• _Written instruction_:
Wherever "type" appears in a line, list that line.

• _Records for the exercise_:
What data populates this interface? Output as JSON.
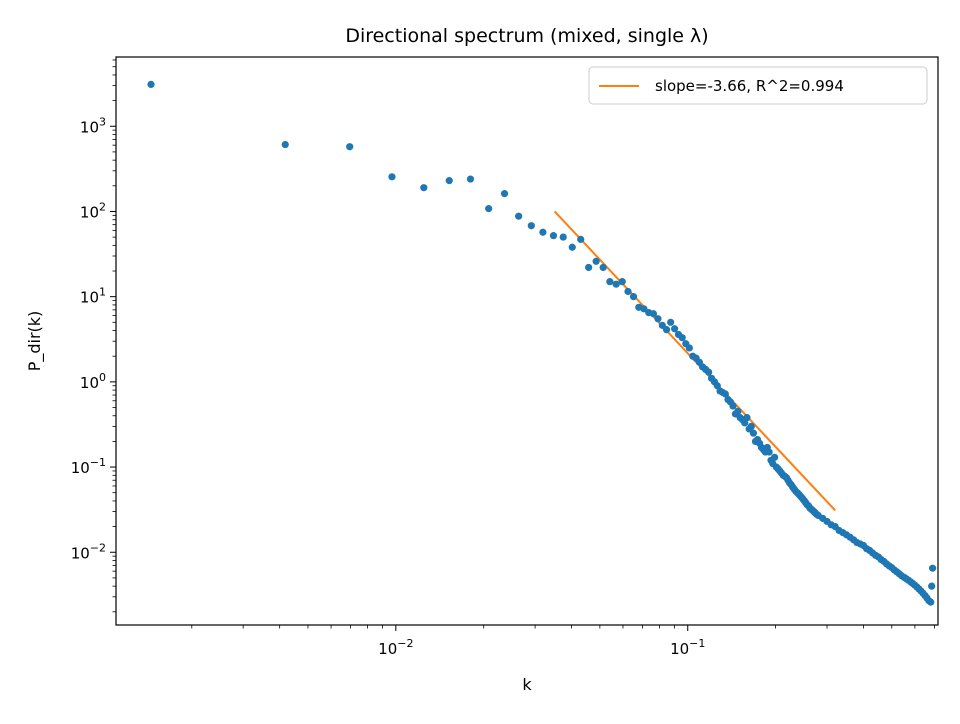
{
  "chart_data": {
    "type": "scatter",
    "title": "Directional spectrum (mixed, single λ)",
    "xlabel": "k",
    "ylabel": "P_dir(k)",
    "xscale": "log",
    "yscale": "log",
    "xlim": [
      0.0011,
      0.72
    ],
    "ylim": [
      0.0014,
      6500
    ],
    "grid": false,
    "legend_position": "top-right",
    "colors": {
      "points": "#1f77b4",
      "fit": "#ff7f0e"
    },
    "x_ticks": [
      {
        "base": "10",
        "exp": "−2",
        "value": 0.01
      },
      {
        "base": "10",
        "exp": "−1",
        "value": 0.1
      }
    ],
    "y_ticks": [
      {
        "base": "10",
        "exp": "−2",
        "value": 0.01
      },
      {
        "base": "10",
        "exp": "−1",
        "value": 0.1
      },
      {
        "base": "10",
        "exp": "0",
        "value": 1
      },
      {
        "base": "10",
        "exp": "1",
        "value": 10
      },
      {
        "base": "10",
        "exp": "2",
        "value": 100
      },
      {
        "base": "10",
        "exp": "3",
        "value": 1000
      }
    ],
    "series": [
      {
        "type": "scatter",
        "points": [
          [
            0.00145,
            3100
          ],
          [
            0.00418,
            610
          ],
          [
            0.00695,
            575
          ],
          [
            0.0097,
            255
          ],
          [
            0.01247,
            190
          ],
          [
            0.01524,
            230
          ],
          [
            0.01802,
            240
          ],
          [
            0.0208,
            108
          ],
          [
            0.02357,
            162
          ],
          [
            0.02635,
            88
          ],
          [
            0.02912,
            68
          ],
          [
            0.0319,
            57
          ],
          [
            0.03468,
            52
          ],
          [
            0.03745,
            50
          ],
          [
            0.04022,
            38
          ],
          [
            0.043,
            47
          ],
          [
            0.04577,
            22
          ],
          [
            0.04855,
            26
          ],
          [
            0.05132,
            22
          ],
          [
            0.0541,
            15
          ],
          [
            0.05687,
            14
          ],
          [
            0.05965,
            15
          ],
          [
            0.06242,
            11.5
          ],
          [
            0.0652,
            10
          ],
          [
            0.06797,
            7.5
          ],
          [
            0.07075,
            7.2
          ],
          [
            0.07352,
            6.5
          ],
          [
            0.0763,
            6.3
          ],
          [
            0.07907,
            5.5
          ],
          [
            0.08185,
            4.6
          ],
          [
            0.08462,
            4.1
          ],
          [
            0.0874,
            5.0
          ],
          [
            0.09017,
            4.2
          ],
          [
            0.09295,
            3.6
          ],
          [
            0.09572,
            3.3
          ],
          [
            0.0985,
            2.8
          ],
          [
            0.10127,
            2.5
          ],
          [
            0.10405,
            2.0
          ],
          [
            0.10682,
            1.9
          ],
          [
            0.1096,
            1.7
          ],
          [
            0.11237,
            1.5
          ],
          [
            0.11515,
            1.4
          ],
          [
            0.11792,
            1.3
          ],
          [
            0.1207,
            1.1
          ],
          [
            0.12347,
            1.0
          ],
          [
            0.12625,
            0.9
          ],
          [
            0.12902,
            0.78
          ],
          [
            0.1318,
            0.75
          ],
          [
            0.13457,
            0.72
          ],
          [
            0.13735,
            0.62
          ],
          [
            0.14012,
            0.58
          ],
          [
            0.1429,
            0.52
          ],
          [
            0.14567,
            0.42
          ],
          [
            0.14845,
            0.45
          ],
          [
            0.15122,
            0.38
          ],
          [
            0.154,
            0.36
          ],
          [
            0.15677,
            0.33
          ],
          [
            0.15955,
            0.38
          ],
          [
            0.16232,
            0.28
          ],
          [
            0.1651,
            0.3
          ],
          [
            0.16787,
            0.25
          ],
          [
            0.17065,
            0.2
          ],
          [
            0.17342,
            0.21
          ],
          [
            0.1762,
            0.19
          ],
          [
            0.17897,
            0.17
          ],
          [
            0.18175,
            0.16
          ],
          [
            0.18452,
            0.15
          ],
          [
            0.1873,
            0.17
          ],
          [
            0.19007,
            0.15
          ],
          [
            0.19285,
            0.12
          ],
          [
            0.19562,
            0.11
          ],
          [
            0.1984,
            0.13
          ],
          [
            0.20117,
            0.1
          ],
          [
            0.20395,
            0.095
          ],
          [
            0.20672,
            0.09
          ],
          [
            0.2095,
            0.085
          ],
          [
            0.21227,
            0.08
          ],
          [
            0.21505,
            0.078
          ],
          [
            0.21782,
            0.075
          ],
          [
            0.2206,
            0.07
          ],
          [
            0.22337,
            0.065
          ],
          [
            0.22615,
            0.062
          ],
          [
            0.22892,
            0.058
          ],
          [
            0.2317,
            0.055
          ],
          [
            0.23447,
            0.052
          ],
          [
            0.23725,
            0.05
          ],
          [
            0.24002,
            0.048
          ],
          [
            0.2428,
            0.046
          ],
          [
            0.24557,
            0.044
          ],
          [
            0.24835,
            0.042
          ],
          [
            0.25112,
            0.04
          ],
          [
            0.2539,
            0.038
          ],
          [
            0.25667,
            0.036
          ],
          [
            0.25945,
            0.035
          ],
          [
            0.26222,
            0.033
          ],
          [
            0.265,
            0.032
          ],
          [
            0.26777,
            0.031
          ],
          [
            0.27055,
            0.03
          ],
          [
            0.27332,
            0.029
          ],
          [
            0.2761,
            0.028
          ],
          [
            0.28,
            0.027
          ],
          [
            0.29,
            0.025
          ],
          [
            0.3,
            0.023
          ],
          [
            0.31,
            0.021
          ],
          [
            0.32,
            0.02
          ],
          [
            0.33,
            0.018
          ],
          [
            0.34,
            0.017
          ],
          [
            0.35,
            0.016
          ],
          [
            0.36,
            0.015
          ],
          [
            0.37,
            0.014
          ],
          [
            0.38,
            0.013
          ],
          [
            0.39,
            0.0125
          ],
          [
            0.4,
            0.012
          ],
          [
            0.41,
            0.011
          ],
          [
            0.42,
            0.0105
          ],
          [
            0.43,
            0.0098
          ],
          [
            0.44,
            0.0092
          ],
          [
            0.45,
            0.0088
          ],
          [
            0.46,
            0.0082
          ],
          [
            0.47,
            0.0078
          ],
          [
            0.48,
            0.0073
          ],
          [
            0.49,
            0.0069
          ],
          [
            0.5,
            0.0066
          ],
          [
            0.51,
            0.0062
          ],
          [
            0.52,
            0.0059
          ],
          [
            0.53,
            0.0056
          ],
          [
            0.54,
            0.0053
          ],
          [
            0.55,
            0.0051
          ],
          [
            0.56,
            0.0049
          ],
          [
            0.57,
            0.0047
          ],
          [
            0.58,
            0.0045
          ],
          [
            0.59,
            0.0043
          ],
          [
            0.6,
            0.0041
          ],
          [
            0.61,
            0.0039
          ],
          [
            0.62,
            0.0037
          ],
          [
            0.63,
            0.0035
          ],
          [
            0.64,
            0.0033
          ],
          [
            0.65,
            0.0031
          ],
          [
            0.66,
            0.0029
          ],
          [
            0.67,
            0.0027
          ],
          [
            0.68,
            0.0026
          ],
          [
            0.685,
            0.004
          ],
          [
            0.69,
            0.0065
          ]
        ]
      },
      {
        "type": "line",
        "name": "slope=-3.66, R^2=0.994",
        "points": [
          [
            0.035,
            100
          ],
          [
            0.32,
            0.031
          ]
        ]
      }
    ]
  }
}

• _Answer to the task_:
    "type": "scatter",
        "type": "scatter",
        "type": "line",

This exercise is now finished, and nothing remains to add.